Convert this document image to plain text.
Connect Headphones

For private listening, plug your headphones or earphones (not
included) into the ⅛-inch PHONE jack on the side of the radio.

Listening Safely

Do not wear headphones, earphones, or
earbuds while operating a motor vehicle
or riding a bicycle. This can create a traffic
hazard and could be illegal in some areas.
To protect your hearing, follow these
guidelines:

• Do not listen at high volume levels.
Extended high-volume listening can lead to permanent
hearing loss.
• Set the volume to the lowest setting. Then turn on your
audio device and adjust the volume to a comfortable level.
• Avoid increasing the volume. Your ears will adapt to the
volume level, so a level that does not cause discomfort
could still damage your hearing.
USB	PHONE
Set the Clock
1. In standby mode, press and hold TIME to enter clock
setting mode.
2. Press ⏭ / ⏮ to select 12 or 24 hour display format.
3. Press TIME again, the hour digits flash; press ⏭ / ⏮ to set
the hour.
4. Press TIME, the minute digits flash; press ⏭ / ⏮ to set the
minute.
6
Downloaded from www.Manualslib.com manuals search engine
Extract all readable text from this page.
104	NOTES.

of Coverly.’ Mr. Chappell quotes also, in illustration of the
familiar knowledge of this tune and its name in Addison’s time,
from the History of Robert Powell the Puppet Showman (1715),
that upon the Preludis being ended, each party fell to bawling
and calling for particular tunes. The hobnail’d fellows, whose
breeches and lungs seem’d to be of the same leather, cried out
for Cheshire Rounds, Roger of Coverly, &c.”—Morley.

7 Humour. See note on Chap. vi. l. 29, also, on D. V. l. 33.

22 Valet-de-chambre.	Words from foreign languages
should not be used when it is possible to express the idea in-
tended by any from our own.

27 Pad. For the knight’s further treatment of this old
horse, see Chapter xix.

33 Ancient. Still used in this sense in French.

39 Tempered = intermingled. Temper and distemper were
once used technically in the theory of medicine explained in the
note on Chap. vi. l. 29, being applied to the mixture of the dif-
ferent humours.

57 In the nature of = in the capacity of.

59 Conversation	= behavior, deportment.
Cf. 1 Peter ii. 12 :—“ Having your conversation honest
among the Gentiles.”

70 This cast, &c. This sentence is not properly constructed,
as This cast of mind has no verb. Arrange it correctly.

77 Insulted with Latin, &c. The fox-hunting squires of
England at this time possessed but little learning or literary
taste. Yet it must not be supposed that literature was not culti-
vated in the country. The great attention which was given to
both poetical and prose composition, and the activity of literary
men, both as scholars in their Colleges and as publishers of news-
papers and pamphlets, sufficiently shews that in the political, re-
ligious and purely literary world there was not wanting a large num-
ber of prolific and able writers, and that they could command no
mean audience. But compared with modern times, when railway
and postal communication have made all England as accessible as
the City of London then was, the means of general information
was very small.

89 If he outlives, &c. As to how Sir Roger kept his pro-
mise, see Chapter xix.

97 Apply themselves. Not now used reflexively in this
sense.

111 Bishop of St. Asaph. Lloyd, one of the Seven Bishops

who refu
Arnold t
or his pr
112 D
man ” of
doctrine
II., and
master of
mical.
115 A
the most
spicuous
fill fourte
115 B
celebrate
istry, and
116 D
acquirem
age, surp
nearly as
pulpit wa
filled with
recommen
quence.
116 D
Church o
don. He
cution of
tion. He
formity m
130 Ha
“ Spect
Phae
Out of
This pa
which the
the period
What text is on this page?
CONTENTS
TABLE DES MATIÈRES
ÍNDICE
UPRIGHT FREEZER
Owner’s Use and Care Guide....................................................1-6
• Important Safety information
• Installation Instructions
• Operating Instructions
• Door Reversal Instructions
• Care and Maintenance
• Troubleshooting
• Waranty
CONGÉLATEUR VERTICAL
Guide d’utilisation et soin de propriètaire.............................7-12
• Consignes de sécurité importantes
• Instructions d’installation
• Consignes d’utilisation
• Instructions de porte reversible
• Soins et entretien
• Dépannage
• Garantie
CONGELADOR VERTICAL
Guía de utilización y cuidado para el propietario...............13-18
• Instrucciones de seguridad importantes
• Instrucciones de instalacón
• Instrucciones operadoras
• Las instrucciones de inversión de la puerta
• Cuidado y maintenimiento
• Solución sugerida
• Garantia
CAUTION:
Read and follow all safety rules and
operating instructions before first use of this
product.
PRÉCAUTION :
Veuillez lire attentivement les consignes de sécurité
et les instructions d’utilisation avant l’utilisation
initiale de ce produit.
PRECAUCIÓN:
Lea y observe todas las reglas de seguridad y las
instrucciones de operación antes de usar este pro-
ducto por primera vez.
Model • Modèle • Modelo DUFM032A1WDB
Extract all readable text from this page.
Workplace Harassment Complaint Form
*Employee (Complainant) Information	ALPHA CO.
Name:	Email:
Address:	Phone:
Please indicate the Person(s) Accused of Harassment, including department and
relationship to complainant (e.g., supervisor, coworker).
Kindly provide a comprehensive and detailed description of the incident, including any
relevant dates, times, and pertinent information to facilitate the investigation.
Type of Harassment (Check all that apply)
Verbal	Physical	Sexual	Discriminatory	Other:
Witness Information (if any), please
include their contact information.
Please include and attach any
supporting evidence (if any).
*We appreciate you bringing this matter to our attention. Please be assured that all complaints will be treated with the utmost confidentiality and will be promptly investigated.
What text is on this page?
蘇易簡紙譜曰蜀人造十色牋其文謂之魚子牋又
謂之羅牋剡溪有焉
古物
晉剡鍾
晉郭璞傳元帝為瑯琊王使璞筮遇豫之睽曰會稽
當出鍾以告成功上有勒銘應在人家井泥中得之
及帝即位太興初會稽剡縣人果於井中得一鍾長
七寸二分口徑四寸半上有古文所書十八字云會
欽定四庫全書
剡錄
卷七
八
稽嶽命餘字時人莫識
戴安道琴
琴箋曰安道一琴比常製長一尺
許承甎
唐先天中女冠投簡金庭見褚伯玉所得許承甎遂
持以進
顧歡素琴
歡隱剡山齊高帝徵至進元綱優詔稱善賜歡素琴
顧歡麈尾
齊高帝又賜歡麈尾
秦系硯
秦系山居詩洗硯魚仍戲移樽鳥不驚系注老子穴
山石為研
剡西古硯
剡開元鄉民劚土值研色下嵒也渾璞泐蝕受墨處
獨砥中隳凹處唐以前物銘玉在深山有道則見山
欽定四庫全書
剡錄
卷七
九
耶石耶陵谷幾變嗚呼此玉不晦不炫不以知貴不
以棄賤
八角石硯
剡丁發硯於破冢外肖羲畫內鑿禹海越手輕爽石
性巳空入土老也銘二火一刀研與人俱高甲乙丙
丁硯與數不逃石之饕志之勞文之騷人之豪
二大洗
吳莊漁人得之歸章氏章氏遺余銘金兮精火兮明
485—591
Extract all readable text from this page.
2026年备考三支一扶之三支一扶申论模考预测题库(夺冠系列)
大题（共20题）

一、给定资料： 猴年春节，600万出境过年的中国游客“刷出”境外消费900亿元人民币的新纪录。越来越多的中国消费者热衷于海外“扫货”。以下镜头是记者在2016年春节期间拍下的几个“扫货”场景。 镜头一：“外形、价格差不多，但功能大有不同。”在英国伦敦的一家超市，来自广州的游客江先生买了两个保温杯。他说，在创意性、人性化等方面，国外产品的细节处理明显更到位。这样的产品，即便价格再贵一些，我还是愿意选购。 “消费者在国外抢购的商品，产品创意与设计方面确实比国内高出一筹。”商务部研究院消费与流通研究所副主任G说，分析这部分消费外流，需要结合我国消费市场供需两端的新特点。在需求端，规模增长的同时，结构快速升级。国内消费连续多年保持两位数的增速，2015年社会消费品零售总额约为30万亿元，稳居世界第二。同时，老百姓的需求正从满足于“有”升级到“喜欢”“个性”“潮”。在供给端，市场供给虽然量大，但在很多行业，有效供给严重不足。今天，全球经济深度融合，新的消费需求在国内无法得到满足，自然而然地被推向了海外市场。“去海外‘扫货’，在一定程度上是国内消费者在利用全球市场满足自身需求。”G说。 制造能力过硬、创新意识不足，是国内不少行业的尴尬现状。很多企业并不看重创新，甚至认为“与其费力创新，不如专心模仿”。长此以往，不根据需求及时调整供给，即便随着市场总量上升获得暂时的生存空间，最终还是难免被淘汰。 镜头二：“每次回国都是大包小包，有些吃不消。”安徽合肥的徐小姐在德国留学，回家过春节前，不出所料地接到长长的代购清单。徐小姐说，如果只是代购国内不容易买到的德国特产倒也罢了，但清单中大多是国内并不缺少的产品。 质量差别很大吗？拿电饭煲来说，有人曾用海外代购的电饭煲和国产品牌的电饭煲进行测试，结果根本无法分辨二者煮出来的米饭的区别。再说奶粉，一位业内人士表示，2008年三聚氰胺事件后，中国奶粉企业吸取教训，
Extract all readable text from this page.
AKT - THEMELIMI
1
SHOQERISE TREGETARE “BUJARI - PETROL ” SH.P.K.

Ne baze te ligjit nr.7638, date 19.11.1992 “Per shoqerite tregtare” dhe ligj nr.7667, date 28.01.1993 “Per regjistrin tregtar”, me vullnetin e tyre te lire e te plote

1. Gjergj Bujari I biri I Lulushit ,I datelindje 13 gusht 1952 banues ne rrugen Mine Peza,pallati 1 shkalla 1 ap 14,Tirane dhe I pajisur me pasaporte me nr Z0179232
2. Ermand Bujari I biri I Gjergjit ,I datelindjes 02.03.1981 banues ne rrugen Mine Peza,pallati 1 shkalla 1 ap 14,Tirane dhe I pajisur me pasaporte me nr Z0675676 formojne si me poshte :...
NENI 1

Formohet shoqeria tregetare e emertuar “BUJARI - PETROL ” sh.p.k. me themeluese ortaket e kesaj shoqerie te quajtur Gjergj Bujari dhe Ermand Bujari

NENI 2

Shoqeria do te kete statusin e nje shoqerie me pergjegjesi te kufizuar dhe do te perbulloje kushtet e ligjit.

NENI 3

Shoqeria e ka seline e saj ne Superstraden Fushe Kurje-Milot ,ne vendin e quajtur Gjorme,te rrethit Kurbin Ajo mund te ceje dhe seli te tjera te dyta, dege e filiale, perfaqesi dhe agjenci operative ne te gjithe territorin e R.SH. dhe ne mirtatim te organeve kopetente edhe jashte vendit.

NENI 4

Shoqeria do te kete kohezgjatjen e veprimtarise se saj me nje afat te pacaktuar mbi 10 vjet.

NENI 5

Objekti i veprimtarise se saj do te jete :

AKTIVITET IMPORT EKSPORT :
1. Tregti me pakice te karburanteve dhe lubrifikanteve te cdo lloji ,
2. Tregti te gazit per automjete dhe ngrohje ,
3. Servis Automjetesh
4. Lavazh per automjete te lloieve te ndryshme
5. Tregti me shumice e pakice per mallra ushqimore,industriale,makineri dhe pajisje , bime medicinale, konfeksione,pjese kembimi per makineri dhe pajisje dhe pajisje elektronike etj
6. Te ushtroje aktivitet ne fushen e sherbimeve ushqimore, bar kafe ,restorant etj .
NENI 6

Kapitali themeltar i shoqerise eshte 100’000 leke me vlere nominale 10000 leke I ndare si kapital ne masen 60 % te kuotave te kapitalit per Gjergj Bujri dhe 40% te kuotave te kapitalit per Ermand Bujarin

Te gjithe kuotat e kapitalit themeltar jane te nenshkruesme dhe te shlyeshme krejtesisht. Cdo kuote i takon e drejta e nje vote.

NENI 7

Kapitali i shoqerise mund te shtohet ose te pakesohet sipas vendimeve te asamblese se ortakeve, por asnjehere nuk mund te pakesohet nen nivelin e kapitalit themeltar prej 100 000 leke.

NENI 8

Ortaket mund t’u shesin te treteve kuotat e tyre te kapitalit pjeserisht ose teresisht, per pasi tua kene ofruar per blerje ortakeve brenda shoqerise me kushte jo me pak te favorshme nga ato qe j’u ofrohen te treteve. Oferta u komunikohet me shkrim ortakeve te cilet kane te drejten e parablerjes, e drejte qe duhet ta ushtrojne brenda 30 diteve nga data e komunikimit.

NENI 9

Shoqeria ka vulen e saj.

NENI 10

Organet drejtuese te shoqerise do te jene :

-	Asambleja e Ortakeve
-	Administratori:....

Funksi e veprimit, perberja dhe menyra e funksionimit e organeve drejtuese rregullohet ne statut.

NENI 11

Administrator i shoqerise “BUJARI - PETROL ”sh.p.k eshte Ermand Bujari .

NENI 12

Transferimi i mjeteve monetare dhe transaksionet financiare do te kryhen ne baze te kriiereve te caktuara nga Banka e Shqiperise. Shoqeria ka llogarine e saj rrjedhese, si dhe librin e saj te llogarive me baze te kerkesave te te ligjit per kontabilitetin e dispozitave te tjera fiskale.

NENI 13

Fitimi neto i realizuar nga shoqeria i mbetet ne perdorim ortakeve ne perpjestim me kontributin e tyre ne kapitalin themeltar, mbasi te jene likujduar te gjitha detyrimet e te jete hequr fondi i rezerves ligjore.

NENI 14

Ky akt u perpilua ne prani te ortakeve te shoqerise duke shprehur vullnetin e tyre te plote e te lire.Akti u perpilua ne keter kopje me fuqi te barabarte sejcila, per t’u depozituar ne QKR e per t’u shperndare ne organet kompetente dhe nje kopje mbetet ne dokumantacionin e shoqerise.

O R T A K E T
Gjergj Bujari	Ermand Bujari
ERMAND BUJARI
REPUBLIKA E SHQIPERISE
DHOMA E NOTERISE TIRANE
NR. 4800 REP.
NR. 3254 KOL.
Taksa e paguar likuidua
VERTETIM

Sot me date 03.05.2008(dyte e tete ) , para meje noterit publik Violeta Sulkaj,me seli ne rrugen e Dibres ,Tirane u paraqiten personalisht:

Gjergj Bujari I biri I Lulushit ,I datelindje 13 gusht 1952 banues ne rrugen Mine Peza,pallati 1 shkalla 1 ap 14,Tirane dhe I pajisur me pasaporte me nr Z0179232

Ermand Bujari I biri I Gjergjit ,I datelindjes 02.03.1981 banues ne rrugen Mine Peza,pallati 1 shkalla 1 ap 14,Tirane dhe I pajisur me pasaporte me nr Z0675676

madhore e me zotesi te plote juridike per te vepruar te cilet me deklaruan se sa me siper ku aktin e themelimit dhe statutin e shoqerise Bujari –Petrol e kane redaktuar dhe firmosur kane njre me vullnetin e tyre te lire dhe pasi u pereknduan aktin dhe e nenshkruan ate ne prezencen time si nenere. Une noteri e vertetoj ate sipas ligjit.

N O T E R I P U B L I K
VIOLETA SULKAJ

## [Direction]
Identify every line above with the string "being" in it. Copy those lines.

## [Answer for the task]
that upon the Preludis being ended, each party fell to bawling
note on Chap. vi. l. 29, being applied to the mixture of the dif-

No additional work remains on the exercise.